_What is expected:_
Track down the lines that contain "lower" and copy them.

_Data supplied:_
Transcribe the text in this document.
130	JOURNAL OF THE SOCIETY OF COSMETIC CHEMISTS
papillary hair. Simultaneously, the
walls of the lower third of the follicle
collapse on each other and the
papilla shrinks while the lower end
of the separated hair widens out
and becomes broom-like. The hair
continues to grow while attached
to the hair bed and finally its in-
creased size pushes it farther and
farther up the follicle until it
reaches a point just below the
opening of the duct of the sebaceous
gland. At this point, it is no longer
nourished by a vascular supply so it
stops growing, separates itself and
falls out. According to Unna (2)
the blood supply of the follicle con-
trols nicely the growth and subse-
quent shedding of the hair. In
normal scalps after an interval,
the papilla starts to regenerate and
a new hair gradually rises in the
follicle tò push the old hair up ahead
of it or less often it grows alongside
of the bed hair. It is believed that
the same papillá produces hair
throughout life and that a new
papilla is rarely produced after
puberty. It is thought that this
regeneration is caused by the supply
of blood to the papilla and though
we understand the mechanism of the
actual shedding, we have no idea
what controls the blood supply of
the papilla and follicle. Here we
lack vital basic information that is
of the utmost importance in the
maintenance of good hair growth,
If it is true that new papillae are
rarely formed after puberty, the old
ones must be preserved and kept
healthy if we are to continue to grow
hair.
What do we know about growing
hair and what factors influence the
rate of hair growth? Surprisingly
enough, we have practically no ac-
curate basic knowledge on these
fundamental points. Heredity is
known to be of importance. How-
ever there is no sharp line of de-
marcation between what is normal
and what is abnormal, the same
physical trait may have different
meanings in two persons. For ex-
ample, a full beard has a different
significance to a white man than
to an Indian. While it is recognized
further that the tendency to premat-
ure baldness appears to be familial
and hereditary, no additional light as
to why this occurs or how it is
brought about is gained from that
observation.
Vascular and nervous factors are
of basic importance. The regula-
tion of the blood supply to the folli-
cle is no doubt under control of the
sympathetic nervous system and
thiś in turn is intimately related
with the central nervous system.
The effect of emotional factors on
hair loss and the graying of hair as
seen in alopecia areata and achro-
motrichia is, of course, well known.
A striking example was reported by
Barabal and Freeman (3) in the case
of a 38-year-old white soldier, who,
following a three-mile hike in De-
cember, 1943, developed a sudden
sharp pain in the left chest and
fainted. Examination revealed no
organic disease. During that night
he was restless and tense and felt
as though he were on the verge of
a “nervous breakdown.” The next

_Completed exercise:_
walls of the lower third of the follicle
papilla shrinks while the lower end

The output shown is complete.